Exercise directions — Where a line in the listing contains the string "Žinių", copy that line out.

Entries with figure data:
——

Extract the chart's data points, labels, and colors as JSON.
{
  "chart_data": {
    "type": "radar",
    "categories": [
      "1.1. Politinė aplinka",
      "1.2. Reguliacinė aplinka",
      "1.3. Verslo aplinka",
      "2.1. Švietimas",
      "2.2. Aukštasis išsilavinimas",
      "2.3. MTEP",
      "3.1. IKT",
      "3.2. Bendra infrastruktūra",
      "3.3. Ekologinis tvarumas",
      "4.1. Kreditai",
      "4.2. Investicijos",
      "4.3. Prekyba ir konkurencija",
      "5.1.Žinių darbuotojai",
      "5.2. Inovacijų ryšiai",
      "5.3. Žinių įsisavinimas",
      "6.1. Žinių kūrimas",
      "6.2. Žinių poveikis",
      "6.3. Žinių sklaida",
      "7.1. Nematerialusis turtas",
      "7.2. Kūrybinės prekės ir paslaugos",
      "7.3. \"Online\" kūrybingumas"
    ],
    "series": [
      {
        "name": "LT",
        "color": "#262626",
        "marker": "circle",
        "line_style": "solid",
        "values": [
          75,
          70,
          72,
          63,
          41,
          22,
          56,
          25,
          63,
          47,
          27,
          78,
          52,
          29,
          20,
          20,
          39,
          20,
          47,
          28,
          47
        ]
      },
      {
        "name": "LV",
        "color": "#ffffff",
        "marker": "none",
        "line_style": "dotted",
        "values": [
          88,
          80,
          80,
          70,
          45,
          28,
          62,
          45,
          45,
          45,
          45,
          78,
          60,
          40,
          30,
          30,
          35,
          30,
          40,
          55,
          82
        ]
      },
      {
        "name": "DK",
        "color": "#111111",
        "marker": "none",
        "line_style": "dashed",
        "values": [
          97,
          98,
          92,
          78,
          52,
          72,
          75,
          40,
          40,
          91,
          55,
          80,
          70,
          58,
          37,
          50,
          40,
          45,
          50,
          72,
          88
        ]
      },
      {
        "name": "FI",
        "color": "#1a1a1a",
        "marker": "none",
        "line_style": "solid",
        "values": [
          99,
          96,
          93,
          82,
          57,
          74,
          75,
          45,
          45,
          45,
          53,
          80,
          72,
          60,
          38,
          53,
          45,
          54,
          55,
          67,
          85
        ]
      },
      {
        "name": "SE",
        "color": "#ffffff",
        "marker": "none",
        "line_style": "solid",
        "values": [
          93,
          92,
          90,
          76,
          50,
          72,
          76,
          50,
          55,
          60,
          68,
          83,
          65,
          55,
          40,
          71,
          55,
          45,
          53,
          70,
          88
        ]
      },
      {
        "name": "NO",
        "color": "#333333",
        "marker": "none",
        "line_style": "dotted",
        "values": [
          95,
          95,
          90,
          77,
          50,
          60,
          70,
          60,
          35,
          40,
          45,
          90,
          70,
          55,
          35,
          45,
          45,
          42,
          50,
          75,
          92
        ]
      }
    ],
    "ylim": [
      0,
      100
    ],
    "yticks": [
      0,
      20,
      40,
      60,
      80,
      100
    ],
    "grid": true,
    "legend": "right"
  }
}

——

Problem solution —
      "5.1.Žinių darbuotojai",
      "5.3. Žinių įsisavinimas",
      "6.1. Žinių kūrimas",
      "6.2. Žinių poveikis",
      "6.3. Žinių sklaida",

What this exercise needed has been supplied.